** START OF Exercise material **

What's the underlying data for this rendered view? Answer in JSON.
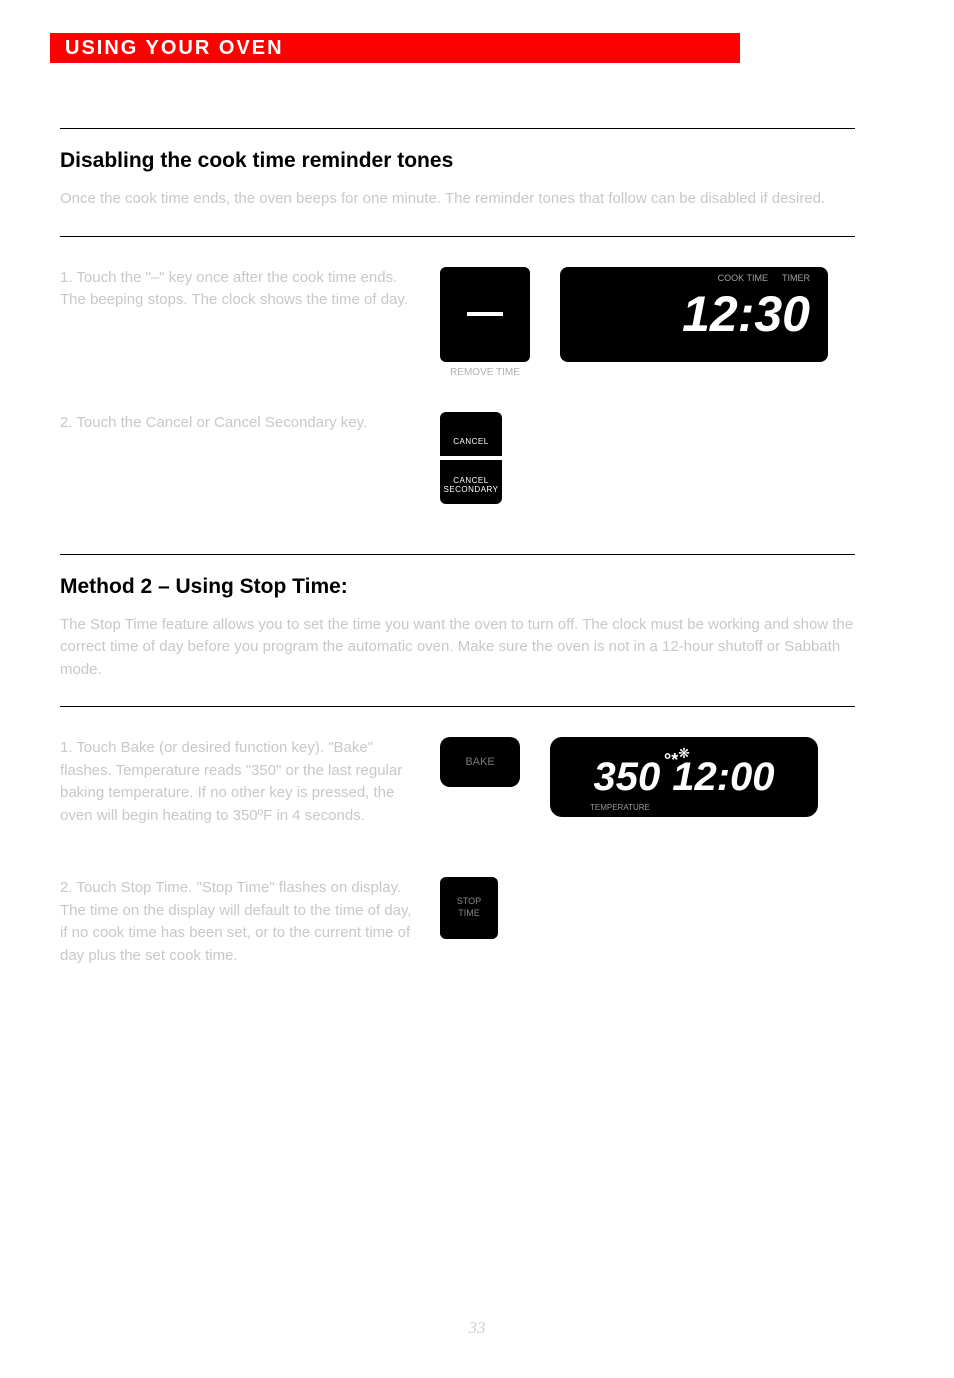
{
  "header": {
    "title": "USING YOUR OVEN"
  },
  "section1": {
    "title": "Disabling the cook time reminder tones",
    "desc": "Once the cook time ends, the oven beeps for one minute. The reminder tones that follow can be disabled if desired."
  },
  "steps_a": [
    {
      "num": "1.",
      "text": "Touch the \"–\" key once after the cook time ends. The beeping stops. The clock shows the time of day.",
      "display": "12:30",
      "display_label1": "COOK TIME",
      "display_label2": "TIMER",
      "btn_label": "REMOVE TIME"
    },
    {
      "num": "2.",
      "text": "Touch the Cancel or Cancel Secondary key.",
      "btn_top": "CANCEL",
      "btn_bottom": "CANCEL SECONDARY"
    }
  ],
  "section2": {
    "title": "Method 2 – Using Stop Time:",
    "desc": "The Stop Time feature allows you to set the time you want the oven to turn off. The clock must be working and show the correct time of day before you program the automatic oven. Make sure the oven is not in a 12-hour shutoff or Sabbath mode."
  },
  "steps_b": [
    {
      "num": "1.",
      "text": "Touch Bake (or desired function key). \"Bake\" flashes. Temperature reads \"350\" or the last regular baking temperature. If no other key is pressed, the oven will begin heating to 350ºF in 4 seconds.",
      "btn_label": "BAKE",
      "temp": "350",
      "time": "12:00",
      "temp_label": "TEMPERATURE"
    },
    {
      "num": "2.",
      "text": "Touch Stop Time. \"Stop Time\" flashes on display. The time on the display will default to the time of day, if no cook time has been set, or to the current time of day plus the set cook time.",
      "btn_label": "STOP\nTIME"
    }
  ],
  "page_number": "33"
}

** END OF Exercise material **

Task goal:
Copy out all of the material exactly as written, without its pictures.

Result:
What's the underlying data for this rendered view? Answer in JSON.
{
  "header": {
    "title": "USING YOUR OVEN"
  },
  "section1": {
    "title": "Disabling the cook time reminder tones",
    "desc": "Once the cook time ends, the oven beeps for one minute. The reminder tones that follow can be disabled if desired."
  },
  "steps_a": [
    {
      "num": "1.",
      "text": "Touch the \"–\" key once after the cook time ends. The beeping stops. The clock shows the time of day.",
      "display": "12:30",
      "display_label1": "COOK TIME",
      "display_label2": "TIMER",
      "btn_label": "REMOVE TIME"
    },
    {
      "num": "2.",
      "text": "Touch the Cancel or Cancel Secondary key.",
      "btn_top": "CANCEL",
      "btn_bottom": "CANCEL SECONDARY"
    }
  ],
  "section2": {
    "title": "Method 2 – Using Stop Time:",
    "desc": "The Stop Time feature allows you to set the time you want the oven to turn off. The clock must be working and show the correct time of day before you program the automatic oven. Make sure the oven is not in a 12-hour shutoff or Sabbath mode."
  },
  "steps_b": [
    {
      "num": "1.",
      "text": "Touch Bake (or desired function key). \"Bake\" flashes. Temperature reads \"350\" or the last regular baking temperature. If no other key is pressed, the oven will begin heating to 350ºF in 4 seconds.",
      "btn_label": "BAKE",
      "temp": "350",
      "time": "12:00",
      "temp_label": "TEMPERATURE"
    },
    {
      "num": "2.",
      "text": "Touch Stop Time. \"Stop Time\" flashes on display. The time on the display will default to the time of day, if no cook time has been set, or to the current time of day plus the set cook time.",
      "btn_label": "STOP\nTIME"
    }
  ],
  "page_number": "33"
}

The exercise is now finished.